#### WORK INSTRUCTIONS
Extract every line of the entries below verbatim, omitting the pictures.

#### DATA SECTION
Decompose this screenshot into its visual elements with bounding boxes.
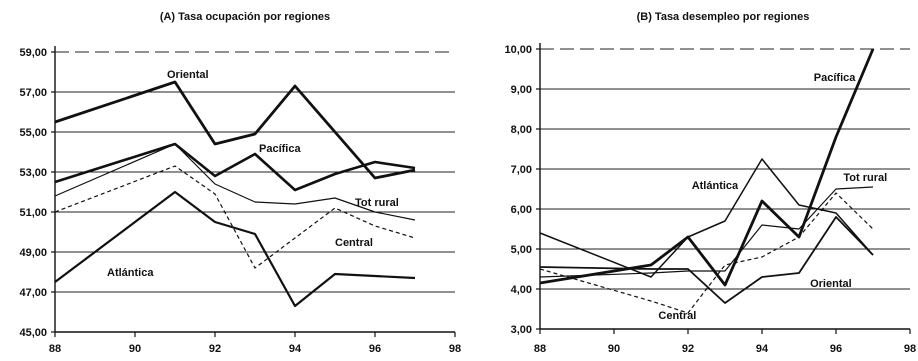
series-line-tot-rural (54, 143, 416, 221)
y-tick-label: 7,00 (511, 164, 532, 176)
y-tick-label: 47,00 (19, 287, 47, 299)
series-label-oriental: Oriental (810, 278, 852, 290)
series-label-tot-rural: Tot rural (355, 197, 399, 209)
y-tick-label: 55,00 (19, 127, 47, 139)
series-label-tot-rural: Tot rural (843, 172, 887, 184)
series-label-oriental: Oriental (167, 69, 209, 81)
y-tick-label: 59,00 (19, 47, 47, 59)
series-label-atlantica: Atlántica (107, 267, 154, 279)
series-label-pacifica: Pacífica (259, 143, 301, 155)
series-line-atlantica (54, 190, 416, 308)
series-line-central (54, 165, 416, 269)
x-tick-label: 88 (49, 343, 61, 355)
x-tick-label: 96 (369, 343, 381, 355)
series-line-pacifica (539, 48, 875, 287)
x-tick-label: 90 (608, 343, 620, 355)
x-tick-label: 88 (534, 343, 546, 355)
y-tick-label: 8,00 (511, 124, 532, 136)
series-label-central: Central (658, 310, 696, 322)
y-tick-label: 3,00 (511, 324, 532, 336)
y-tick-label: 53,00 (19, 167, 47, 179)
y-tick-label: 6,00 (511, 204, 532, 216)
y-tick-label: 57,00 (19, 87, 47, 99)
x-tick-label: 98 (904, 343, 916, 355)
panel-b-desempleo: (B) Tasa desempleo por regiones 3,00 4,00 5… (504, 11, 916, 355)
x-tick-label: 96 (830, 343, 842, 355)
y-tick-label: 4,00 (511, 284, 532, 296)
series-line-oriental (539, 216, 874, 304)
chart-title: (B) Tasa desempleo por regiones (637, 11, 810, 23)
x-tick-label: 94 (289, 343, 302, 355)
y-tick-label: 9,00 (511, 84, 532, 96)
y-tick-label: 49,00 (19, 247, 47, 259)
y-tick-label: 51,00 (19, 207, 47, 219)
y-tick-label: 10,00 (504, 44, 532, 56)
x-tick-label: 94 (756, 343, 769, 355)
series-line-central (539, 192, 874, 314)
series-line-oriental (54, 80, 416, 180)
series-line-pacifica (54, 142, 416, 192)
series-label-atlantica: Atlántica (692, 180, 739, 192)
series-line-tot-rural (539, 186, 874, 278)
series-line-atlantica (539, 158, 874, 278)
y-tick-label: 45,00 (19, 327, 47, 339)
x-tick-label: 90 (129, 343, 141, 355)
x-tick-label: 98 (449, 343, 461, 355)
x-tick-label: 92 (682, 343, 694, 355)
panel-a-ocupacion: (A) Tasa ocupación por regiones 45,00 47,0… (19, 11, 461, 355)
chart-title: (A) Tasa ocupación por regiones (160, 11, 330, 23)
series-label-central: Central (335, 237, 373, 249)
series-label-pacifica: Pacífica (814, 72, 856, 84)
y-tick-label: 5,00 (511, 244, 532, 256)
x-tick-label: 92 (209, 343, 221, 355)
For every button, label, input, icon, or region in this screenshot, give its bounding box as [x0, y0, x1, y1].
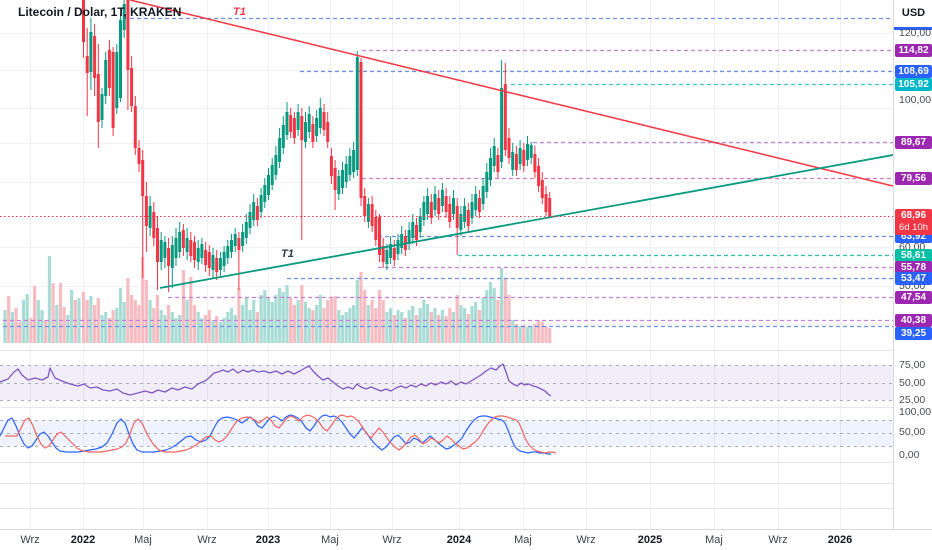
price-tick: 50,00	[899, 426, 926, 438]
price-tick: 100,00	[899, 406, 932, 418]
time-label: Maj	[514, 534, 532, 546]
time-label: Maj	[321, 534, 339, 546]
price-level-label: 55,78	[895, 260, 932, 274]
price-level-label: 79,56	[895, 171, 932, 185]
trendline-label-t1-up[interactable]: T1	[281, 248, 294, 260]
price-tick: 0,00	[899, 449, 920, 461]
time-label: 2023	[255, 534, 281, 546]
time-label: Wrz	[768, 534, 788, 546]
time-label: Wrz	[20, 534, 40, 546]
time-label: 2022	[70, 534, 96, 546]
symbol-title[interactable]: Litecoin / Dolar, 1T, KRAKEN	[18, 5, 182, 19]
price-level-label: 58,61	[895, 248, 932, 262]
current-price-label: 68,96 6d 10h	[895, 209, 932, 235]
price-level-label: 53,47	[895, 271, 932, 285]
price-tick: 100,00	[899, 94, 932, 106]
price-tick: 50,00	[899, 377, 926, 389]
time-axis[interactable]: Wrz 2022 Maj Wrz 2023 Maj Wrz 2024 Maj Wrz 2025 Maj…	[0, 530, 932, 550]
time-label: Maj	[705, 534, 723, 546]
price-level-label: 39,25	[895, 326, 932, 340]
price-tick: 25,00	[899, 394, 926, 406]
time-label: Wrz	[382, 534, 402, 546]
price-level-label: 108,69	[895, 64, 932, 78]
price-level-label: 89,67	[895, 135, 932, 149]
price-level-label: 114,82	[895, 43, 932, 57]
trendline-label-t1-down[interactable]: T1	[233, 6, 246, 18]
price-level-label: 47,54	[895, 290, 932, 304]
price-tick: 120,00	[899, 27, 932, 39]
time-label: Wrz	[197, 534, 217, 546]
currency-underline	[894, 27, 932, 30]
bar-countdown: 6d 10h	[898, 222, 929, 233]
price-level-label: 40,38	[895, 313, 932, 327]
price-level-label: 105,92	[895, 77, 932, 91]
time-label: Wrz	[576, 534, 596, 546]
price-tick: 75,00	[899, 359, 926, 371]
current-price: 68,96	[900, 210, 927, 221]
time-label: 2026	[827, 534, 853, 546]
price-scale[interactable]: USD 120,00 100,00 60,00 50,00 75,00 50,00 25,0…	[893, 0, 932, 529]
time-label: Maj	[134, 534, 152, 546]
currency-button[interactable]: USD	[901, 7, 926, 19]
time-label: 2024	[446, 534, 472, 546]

#### CORRECT OUTPUT
Decompose this screenshot into its visual elements with bounding boxes.
series-line-tot-rural (54, 143, 416, 221)
y-tick-label: 7,00 (511, 164, 532, 176)
y-tick-label: 47,00 (19, 287, 47, 299)
series-label-oriental: Oriental (810, 278, 852, 290)
series-label-tot-rural: Tot rural (355, 197, 399, 209)
y-tick-label: 55,00 (19, 127, 47, 139)
series-label-tot-rural: Tot rural (843, 172, 887, 184)
series-label-oriental: Oriental (167, 69, 209, 81)
y-tick-label: 59,00 (19, 47, 47, 59)
series-label-atlantica: Atlántica (107, 267, 154, 279)
series-label-pacifica: Pacífica (259, 143, 301, 155)
series-line-atlantica (54, 190, 416, 308)
series-line-central (54, 165, 416, 269)
x-tick-label: 88 (49, 343, 61, 355)
x-tick-label: 96 (369, 343, 381, 355)
series-line-pacifica (539, 48, 875, 287)
x-tick-label: 90 (608, 343, 620, 355)
x-tick-label: 88 (534, 343, 546, 355)
y-tick-label: 8,00 (511, 124, 532, 136)
series-label-central: Central (658, 310, 696, 322)
y-tick-label: 3,00 (511, 324, 532, 336)
y-tick-label: 53,00 (19, 167, 47, 179)
y-tick-label: 6,00 (511, 204, 532, 216)
y-tick-label: 57,00 (19, 87, 47, 99)
x-tick-label: 98 (904, 343, 916, 355)
panel-b-desempleo: (B) Tasa desempleo por regiones 3,00 4,00 5… (504, 11, 916, 355)
x-tick-label: 96 (830, 343, 842, 355)
y-tick-label: 4,00 (511, 284, 532, 296)
series-line-oriental (539, 216, 874, 304)
chart-title: (B) Tasa desempleo por regiones (637, 11, 810, 23)
x-tick-label: 94 (289, 343, 302, 355)
y-tick-label: 9,00 (511, 84, 532, 96)
y-tick-label: 49,00 (19, 247, 47, 259)
y-tick-label: 51,00 (19, 207, 47, 219)
y-tick-label: 10,00 (504, 44, 532, 56)
x-tick-label: 94 (756, 343, 769, 355)
series-line-central (539, 192, 874, 314)
series-line-oriental (54, 80, 416, 180)
series-line-pacifica (54, 142, 416, 192)
series-label-atlantica: Atlántica (692, 180, 739, 192)
series-line-tot-rural (539, 186, 874, 278)
series-line-atlantica (539, 158, 874, 278)
y-tick-label: 45,00 (19, 327, 47, 339)
x-tick-label: 90 (129, 343, 141, 355)
x-tick-label: 98 (449, 343, 461, 355)
x-tick-label: 92 (682, 343, 694, 355)
panel-a-ocupacion: (A) Tasa ocupación por regiones 45,00 47,0… (19, 11, 461, 355)
chart-title: (A) Tasa ocupación por regiones (160, 11, 330, 23)
series-label-central: Central (335, 237, 373, 249)
series-label-pacifica: Pacífica (814, 72, 856, 84)
y-tick-label: 5,00 (511, 244, 532, 256)
x-tick-label: 92 (209, 343, 221, 355)
For every button, label, input, icon, or region in this screenshot, give its bounding box as [x0, y0, x1, y1].
price-tick: 50,00	[899, 426, 926, 438]
price-tick: 100,00	[899, 406, 932, 418]
time-label: Maj	[514, 534, 532, 546]
time-label: Maj	[321, 534, 339, 546]
price-level-label: 55,78	[895, 260, 932, 274]
price-level-label: 79,56	[895, 171, 932, 185]
trendline-label-t1-up[interactable]: T1	[281, 248, 294, 260]
price-tick: 0,00	[899, 449, 920, 461]
time-label: 2023	[255, 534, 281, 546]
time-label: Wrz	[768, 534, 788, 546]
time-label: Wrz	[20, 534, 40, 546]
time-label: 2022	[70, 534, 96, 546]
symbol-title[interactable]: Litecoin / Dolar, 1T, KRAKEN	[18, 5, 182, 19]
price-level-label: 58,61	[895, 248, 932, 262]
current-price-label: 68,96 6d 10h	[895, 209, 932, 235]
price-level-label: 53,47	[895, 271, 932, 285]
price-tick: 100,00	[899, 94, 932, 106]
price-tick: 50,00	[899, 377, 926, 389]
time-axis[interactable]: Wrz 2022 Maj Wrz 2023 Maj Wrz 2024 Maj Wrz 2025 Maj…	[0, 530, 932, 550]
time-label: Maj	[705, 534, 723, 546]
price-level-label: 39,25	[895, 326, 932, 340]
price-tick: 25,00	[899, 394, 926, 406]
time-label: Wrz	[382, 534, 402, 546]
price-level-label: 108,69	[895, 64, 932, 78]
price-level-label: 89,67	[895, 135, 932, 149]
price-level-label: 114,82	[895, 43, 932, 57]
trendline-label-t1-down[interactable]: T1	[233, 6, 246, 18]
price-level-label: 47,54	[895, 290, 932, 304]
price-tick: 120,00	[899, 27, 932, 39]
time-label: Wrz	[197, 534, 217, 546]
currency-underline	[894, 27, 932, 30]
bar-countdown: 6d 10h	[898, 222, 929, 233]
price-level-label: 40,38	[895, 313, 932, 327]
price-level-label: 105,92	[895, 77, 932, 91]
time-label: Wrz	[576, 534, 596, 546]
price-tick: 75,00	[899, 359, 926, 371]
current-price: 68,96	[900, 210, 927, 221]
time-label: 2026	[827, 534, 853, 546]
price-scale[interactable]: USD 120,00 100,00 60,00 50,00 75,00 50,00 25,0…	[893, 0, 932, 529]
time-label: Maj	[134, 534, 152, 546]
currency-button[interactable]: USD	[901, 7, 926, 19]
time-label: 2024	[446, 534, 472, 546]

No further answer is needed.